====== Excerpt to read ======

# Tuna/Dolphin/Marlin/Amberjack



## Deep South Charters (Mar 2, 2009)

The past two days have felt like summertime in Venice!! After making our way out of the cold river water on Wednesday, we pushed on to beautiful blue water that was a warm 71 degrees! The site of the warm blue water, calm seas and flying fish everywhere made it feel like it was June again! 

We fished a few areas til about noon with one very small amberjack to show for it! The crew still in very high spirits, we pushed on to find the fish! The last stop of the day was the ticket! Although late in the day, Matt hooked into a nice yellowfin with a popper, just to have the hooks pull. 10 mins later we all looked to see a "MAN" hit the Frenzy Popper!! This fish faught harder than any other popper fish I had hooked before! After 2 hours and the rod handed off to everyone in the boat 5-6 times, including Matt and myself, we finally see the stud! another 30 mins at the boat, not being able to lift this heavy fish with the popper rod, we all watched the fish swim away after breaking off! This fish was every bit of 150 pounds, huge tuna!! This really took the wind out of our sails!! We re-group, put baits back out to have one smashed, FISH ON!! a few mins later!! FISH OFF!!! You have got to be kidding, pulled the hook! Cant catch a break!! Put the baits back out and we get hit twice on one bait, then nothing! Next bait takes off, stops, takes off again, set the hook, Blue Marlin comes out of the water! After an hour we had the fish boat side, Matt on the wire then to the bill!! Awesome colors on this fish!! After a bad string of luck we finally have something to take pictures of! We hit the dock with that one small amberjack but I will say it was an eventful day!!

Now Thursday -

We expected to be greeted with calm seas (1 ft or less) but instead it was more like 3 ft seas but O well! Still was a warm beautiful day! Back out to the blue water, cant wait to put the lines out! Matt readys the boat and we splash the baits! Not 3 mins after baits are out the 50 wide lets out a loud scream, come tight and watch the rod double over!! Oh yeah, we have a good one on! To my surprise, Ronnie has this fish up in record time! about 25 mins and we stick 2 gaffs into a 135 pound yellowfin!! Now we are pumped! This makes up for the one we lost the day before, well kinda! ha ha! 

Baits back out, takes a little while but finally the 50 goes off, set the hook, grab the rod then the other rod goes off, set the hook, gets tight then nothing! I look to see that a nice dolphin had spit the bait, Matt grabs the poppper, it hits the water and I see the fish jump! Awesome, now we are doubled up with a nice tuna and dolphin! Land both! Tuna went about 110 pounds! We ended up pulling hooks on another tuna then Ronnie and his son said we have enough meat, lets go catch a couple amberjack! Oh boy, remember yesterday, I could only find the one baby amberjack! Not going to that hole, We going to good rig! Get there, takes about 10 mins to catch our limit of nice amberjack! 

What a day!! What a couple of days!!




Capt Josh Howard
​


----------



## devndeb (Mar 16, 2008)

DAYYUM....NICE catches there!


----------

======

**Objectives**
[A] Reproduce the part of the charter fishing report between "We expected to" and "kinda! ha ha!", inclusive.
[B] For each statement below, say yes or no depending on whether the charter fishing report supports it, and quote the words that decide it: (i) The blue water reached on Wednesday was 71 degrees. (ii) The Blue Marlin was brought boat side after two hours. (iii) On Thursday the seas were 1 ft or less.

====== Data ======

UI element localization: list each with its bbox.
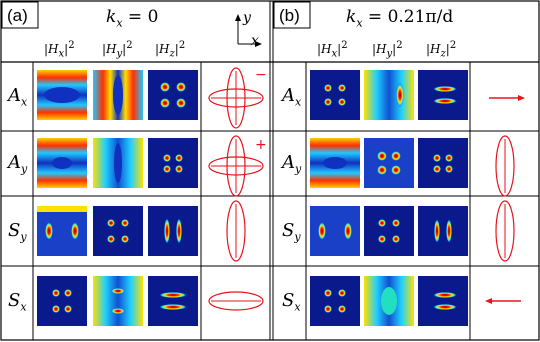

======

**Replies**
[A]
We expected to be greeted with calm seas (1 ft or less) but instead it was more like 3 ft seas but O well! Still was a warm beautiful day! Back out to the blue water, cant wait to put the lines out! Matt readys the boat and we splash the baits! Not 3 mins after baits are out the 50 wide lets out a loud scream, come tight and watch the rod double over!! Oh yeah, we have a good one on! To my surprise, Ronnie has this fish up in record time! about 25 mins and we stick 2 gaffs into a 135 pound yellowfin!! Now we are pumped! This makes up for the one we lost the day before, well kinda! ha ha!

[B]
(i) Yes: "beautiful blue water that was a warm 71 degrees!"
(ii) No: "After an hour we had the fish boat side"
(iii) No: "instead it was more like 3 ft seas"